═════ Supplied entries

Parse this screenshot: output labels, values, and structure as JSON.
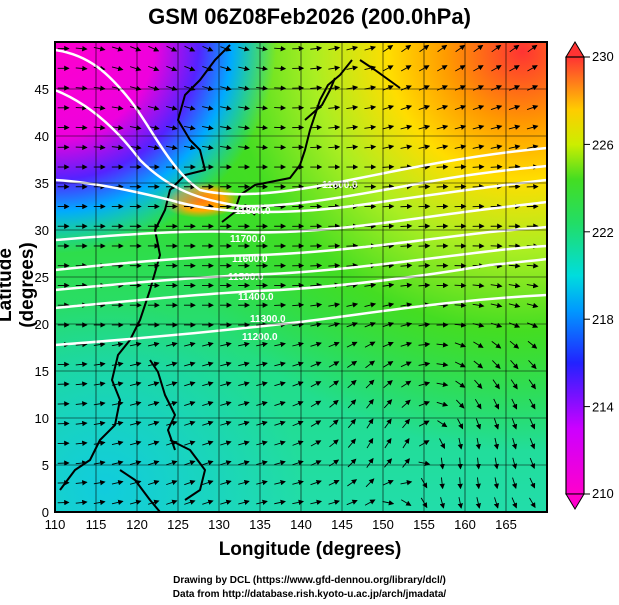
{
  "title": "GSM 06Z08Feb2026 (200.0hPa)",
  "x_axis": {
    "label": "Longitude (degrees)",
    "ticks": [
      "110",
      "115",
      "120",
      "125",
      "130",
      "135",
      "140",
      "145",
      "150",
      "155",
      "160",
      "165"
    ]
  },
  "y_axis": {
    "label": "Latitude  (degrees)",
    "ticks": [
      "0",
      "5",
      "10",
      "15",
      "20",
      "25",
      "30",
      "35",
      "40",
      "45"
    ]
  },
  "colorbar": {
    "ticks": [
      "210",
      "214",
      "218",
      "222",
      "226",
      "230"
    ]
  },
  "contour_labels": [
    "11800.0",
    "11800.0",
    "11700.0",
    "11600.0",
    "11500.0",
    "11400.0",
    "11300.0",
    "11200.0"
  ],
  "footer": {
    "line1": "Drawing by DCL (https://www.gfd-dennou.org/library/dcl/)",
    "line2": "Data from http://database.rish.kyoto-u.ac.jp/arch/jmadata/"
  },
  "colors": {
    "magenta": "#ff00cc",
    "blue": "#1a1aff",
    "cyan": "#00ccff",
    "green": "#33dd22",
    "yellow": "#ffee00",
    "orange": "#ff9900",
    "red": "#ff3333"
  },
  "chart_data": {
    "type": "heatmap",
    "title": "GSM 06Z08Feb2026 (200.0hPa)",
    "xlabel": "Longitude (degrees)",
    "ylabel": "Latitude  (degrees)",
    "xlim": [
      110,
      170
    ],
    "ylim": [
      0,
      50
    ],
    "colorbar_range": [
      210,
      230
    ],
    "colorbar_ticks": [
      210,
      214,
      218,
      222,
      226,
      230
    ],
    "grid": true,
    "overlays": [
      "streamline vectors",
      "geopotential height contours",
      "coastlines"
    ]
  }
}
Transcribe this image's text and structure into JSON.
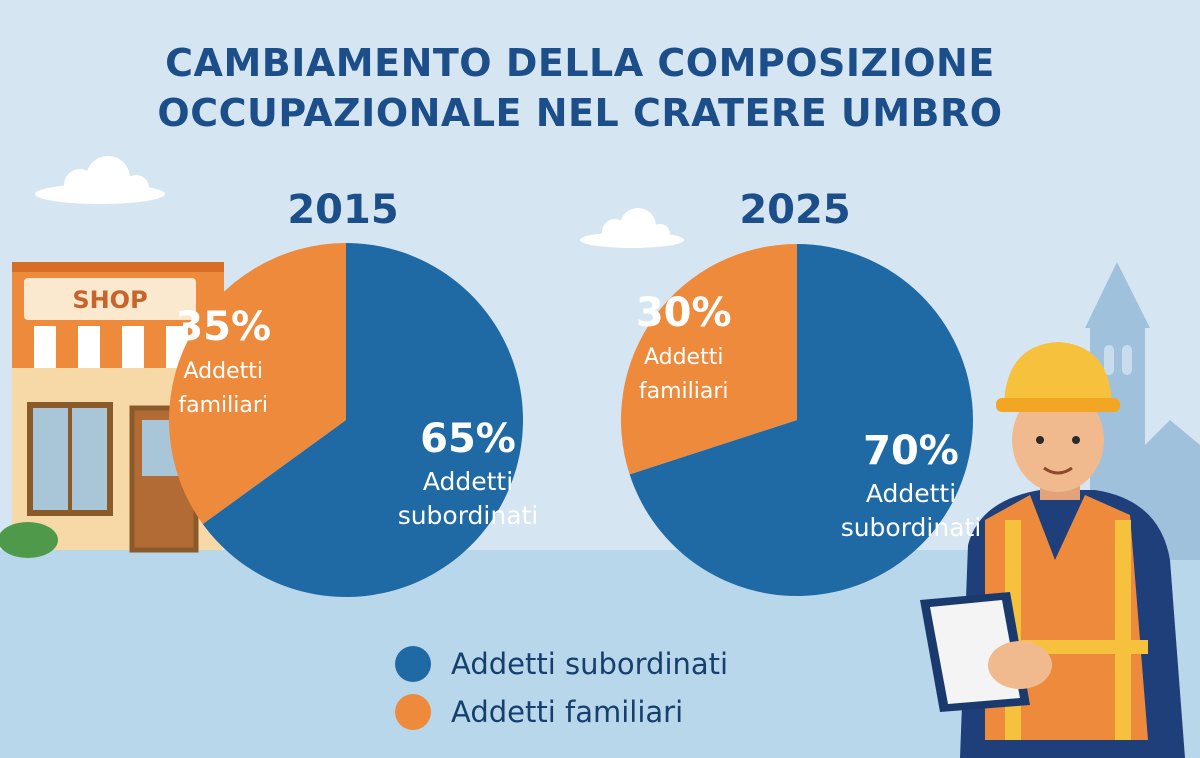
{
  "title": {
    "line1": "CAMBIAMENTO DELLA COMPOSIZIONE",
    "line2": "OCCUPAZIONALE NEL CRATERE UMBRO"
  },
  "shop_sign": "SHOP",
  "colors": {
    "subordinati": "#1f6aa5",
    "familiari": "#ee8a3c",
    "title": "#1c4e8a",
    "background": "#d5e6f2"
  },
  "legend": [
    {
      "label": "Addetti subordinati",
      "color": "#1f6aa5"
    },
    {
      "label": "Addetti familiari",
      "color": "#ee8a3c"
    }
  ],
  "chart_data": [
    {
      "type": "pie",
      "title": "2015",
      "slices": [
        {
          "label": "Addetti subordinati",
          "label_lines": [
            "Addetti",
            "subordinati"
          ],
          "value": 65,
          "display": "65%",
          "color": "#1f6aa5"
        },
        {
          "label": "Addetti familiari",
          "label_lines": [
            "Addetti",
            "familiari"
          ],
          "value": 35,
          "display": "35%",
          "color": "#ee8a3c"
        }
      ]
    },
    {
      "type": "pie",
      "title": "2025",
      "slices": [
        {
          "label": "Addetti subordinati",
          "label_lines": [
            "Addetti",
            "subordinati"
          ],
          "value": 70,
          "display": "70%",
          "color": "#1f6aa5"
        },
        {
          "label": "Addetti familiari",
          "label_lines": [
            "Addetti",
            "familiari"
          ],
          "value": 30,
          "display": "30%",
          "color": "#ee8a3c"
        }
      ]
    }
  ]
}
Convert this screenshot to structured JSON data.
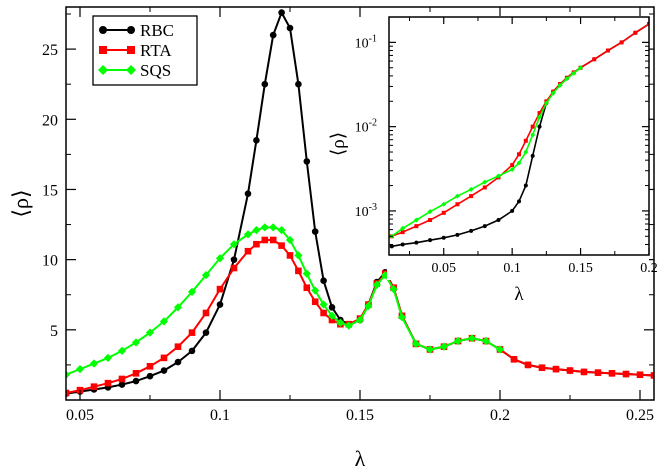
{
  "chart_data": [
    {
      "type": "line",
      "xlabel": "λ",
      "ylabel": "⟨ρ⟩",
      "xlim": [
        0.045,
        0.255
      ],
      "ylim": [
        0,
        28
      ],
      "xticks": [
        0.05,
        0.1,
        0.15,
        0.2,
        0.25
      ],
      "xtick_labels": [
        "0.05",
        "0.1",
        "0.15",
        "0.2",
        "0.25"
      ],
      "yticks": [
        5,
        10,
        15,
        20,
        25
      ],
      "ytick_labels": [
        "5",
        "10",
        "15",
        "20",
        "25"
      ],
      "legend": [
        "RBC",
        "RTA",
        "SQS"
      ],
      "legend_position": "top-left",
      "series": [
        {
          "name": "RBC",
          "color": "#000000",
          "marker": "circle",
          "x": [
            0.045,
            0.05,
            0.055,
            0.06,
            0.065,
            0.07,
            0.075,
            0.08,
            0.085,
            0.09,
            0.095,
            0.1,
            0.105,
            0.11,
            0.113,
            0.116,
            0.119,
            0.122,
            0.125,
            0.128,
            0.131,
            0.134,
            0.137,
            0.14,
            0.143,
            0.146,
            0.15,
            0.153,
            0.156,
            0.159,
            0.162,
            0.165,
            0.17,
            0.175,
            0.18,
            0.185,
            0.19,
            0.195,
            0.2,
            0.205,
            0.21,
            0.215,
            0.22,
            0.225,
            0.23,
            0.235,
            0.24,
            0.245,
            0.25,
            0.255
          ],
          "y": [
            0.45,
            0.6,
            0.75,
            0.9,
            1.1,
            1.35,
            1.7,
            2.1,
            2.7,
            3.5,
            4.8,
            6.8,
            10.0,
            14.7,
            18.5,
            22.5,
            26.0,
            27.6,
            26.5,
            22.5,
            17.0,
            12.0,
            8.5,
            6.6,
            5.7,
            5.4,
            5.7,
            6.8,
            8.4,
            9.1,
            8.0,
            6.0,
            4.0,
            3.6,
            3.8,
            4.2,
            4.4,
            4.2,
            3.6,
            2.9,
            2.5,
            2.3,
            2.2,
            2.1,
            2.0,
            1.95,
            1.9,
            1.85,
            1.8,
            1.75
          ]
        },
        {
          "name": "RTA",
          "color": "#ff0000",
          "marker": "square",
          "x": [
            0.045,
            0.05,
            0.055,
            0.06,
            0.065,
            0.07,
            0.075,
            0.08,
            0.085,
            0.09,
            0.095,
            0.1,
            0.105,
            0.11,
            0.113,
            0.116,
            0.119,
            0.122,
            0.125,
            0.128,
            0.131,
            0.134,
            0.137,
            0.14,
            0.143,
            0.146,
            0.15,
            0.153,
            0.156,
            0.159,
            0.162,
            0.165,
            0.17,
            0.175,
            0.18,
            0.185,
            0.19,
            0.195,
            0.2,
            0.205,
            0.21,
            0.215,
            0.22,
            0.225,
            0.23,
            0.235,
            0.24,
            0.245,
            0.25,
            0.255
          ],
          "y": [
            0.5,
            0.7,
            0.95,
            1.2,
            1.5,
            1.9,
            2.4,
            3.0,
            3.8,
            4.8,
            6.2,
            7.9,
            9.4,
            10.6,
            11.1,
            11.4,
            11.4,
            11.0,
            10.3,
            9.2,
            8.0,
            7.0,
            6.2,
            5.7,
            5.4,
            5.4,
            5.8,
            6.8,
            8.3,
            9.0,
            8.0,
            6.0,
            4.0,
            3.6,
            3.8,
            4.2,
            4.4,
            4.2,
            3.6,
            2.9,
            2.5,
            2.3,
            2.2,
            2.1,
            2.0,
            1.95,
            1.9,
            1.85,
            1.8,
            1.75
          ]
        },
        {
          "name": "SQS",
          "color": "#00ff00",
          "marker": "diamond",
          "x": [
            0.045,
            0.05,
            0.055,
            0.06,
            0.065,
            0.07,
            0.075,
            0.08,
            0.085,
            0.09,
            0.095,
            0.1,
            0.105,
            0.11,
            0.113,
            0.116,
            0.119,
            0.122,
            0.125,
            0.128,
            0.131,
            0.134,
            0.137,
            0.14,
            0.143,
            0.146,
            0.15,
            0.153,
            0.156,
            0.159,
            0.162,
            0.165,
            0.17,
            0.175,
            0.18,
            0.185,
            0.19,
            0.195,
            0.2
          ],
          "y": [
            1.8,
            2.2,
            2.6,
            3.0,
            3.5,
            4.1,
            4.8,
            5.6,
            6.6,
            7.7,
            8.9,
            10.1,
            11.1,
            11.8,
            12.1,
            12.3,
            12.3,
            12.1,
            11.4,
            10.3,
            9.0,
            7.8,
            6.8,
            6.0,
            5.5,
            5.3,
            5.7,
            6.7,
            8.2,
            8.9,
            7.9,
            5.9,
            4.0,
            3.6,
            3.8,
            4.2,
            4.4,
            4.2,
            3.6
          ]
        }
      ]
    },
    {
      "type": "line",
      "role": "inset",
      "yscale": "log",
      "xlabel": "λ",
      "ylabel": "⟨ρ⟩",
      "xlim": [
        0.01,
        0.2
      ],
      "ylim": [
        0.0003,
        0.2
      ],
      "xticks": [
        0.05,
        0.1,
        0.15,
        0.2
      ],
      "xtick_labels": [
        "0.05",
        "0.1",
        "0.15",
        "0.2"
      ],
      "ytick_labels": [
        {
          "base": "10",
          "exp": "-3",
          "value": 0.001
        },
        {
          "base": "10",
          "exp": "-2",
          "value": 0.01
        },
        {
          "base": "10",
          "exp": "-1",
          "value": 0.1
        }
      ],
      "series": [
        {
          "name": "RBC",
          "color": "#000000",
          "marker": "circle",
          "x": [
            0.012,
            0.02,
            0.03,
            0.04,
            0.05,
            0.06,
            0.07,
            0.08,
            0.09,
            0.1,
            0.105,
            0.11,
            0.115,
            0.12,
            0.125,
            0.13,
            0.135,
            0.14,
            0.145,
            0.15,
            0.16,
            0.17,
            0.18,
            0.19,
            0.2
          ],
          "y": [
            0.00038,
            0.0004,
            0.00042,
            0.00045,
            0.00048,
            0.00052,
            0.00058,
            0.00066,
            0.00078,
            0.001,
            0.0013,
            0.002,
            0.0045,
            0.01,
            0.019,
            0.026,
            0.032,
            0.038,
            0.044,
            0.05,
            0.063,
            0.08,
            0.1,
            0.13,
            0.165
          ]
        },
        {
          "name": "RTA",
          "color": "#ff0000",
          "marker": "square",
          "x": [
            0.012,
            0.02,
            0.03,
            0.04,
            0.05,
            0.06,
            0.07,
            0.08,
            0.09,
            0.1,
            0.105,
            0.11,
            0.115,
            0.12,
            0.125,
            0.13,
            0.135,
            0.14,
            0.145,
            0.15,
            0.16,
            0.17,
            0.18,
            0.19,
            0.2
          ],
          "y": [
            0.0005,
            0.00056,
            0.00066,
            0.00078,
            0.00095,
            0.0012,
            0.0015,
            0.0019,
            0.0025,
            0.0035,
            0.0047,
            0.0068,
            0.01,
            0.0145,
            0.02,
            0.026,
            0.032,
            0.038,
            0.044,
            0.05,
            0.063,
            0.08,
            0.1,
            0.13,
            0.165
          ]
        },
        {
          "name": "SQS",
          "color": "#00ff00",
          "marker": "diamond",
          "x": [
            0.012,
            0.02,
            0.03,
            0.04,
            0.05,
            0.06,
            0.07,
            0.08,
            0.09,
            0.1,
            0.105,
            0.11,
            0.115,
            0.12,
            0.125,
            0.13,
            0.135,
            0.14,
            0.145,
            0.15
          ],
          "y": [
            0.0005,
            0.00062,
            0.00078,
            0.00098,
            0.0012,
            0.0015,
            0.0018,
            0.0022,
            0.0026,
            0.0031,
            0.0037,
            0.005,
            0.008,
            0.013,
            0.019,
            0.025,
            0.031,
            0.037,
            0.043,
            0.05
          ]
        }
      ]
    }
  ]
}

══════════

> **Problem details**
List each line of the records that holds the string "this".

> **Answer**
Parse this screenshot: output labels, values, and structure as JSON.
Transcribe this image's text and structure into JSON.
Convert this screenshot to structured JSON data.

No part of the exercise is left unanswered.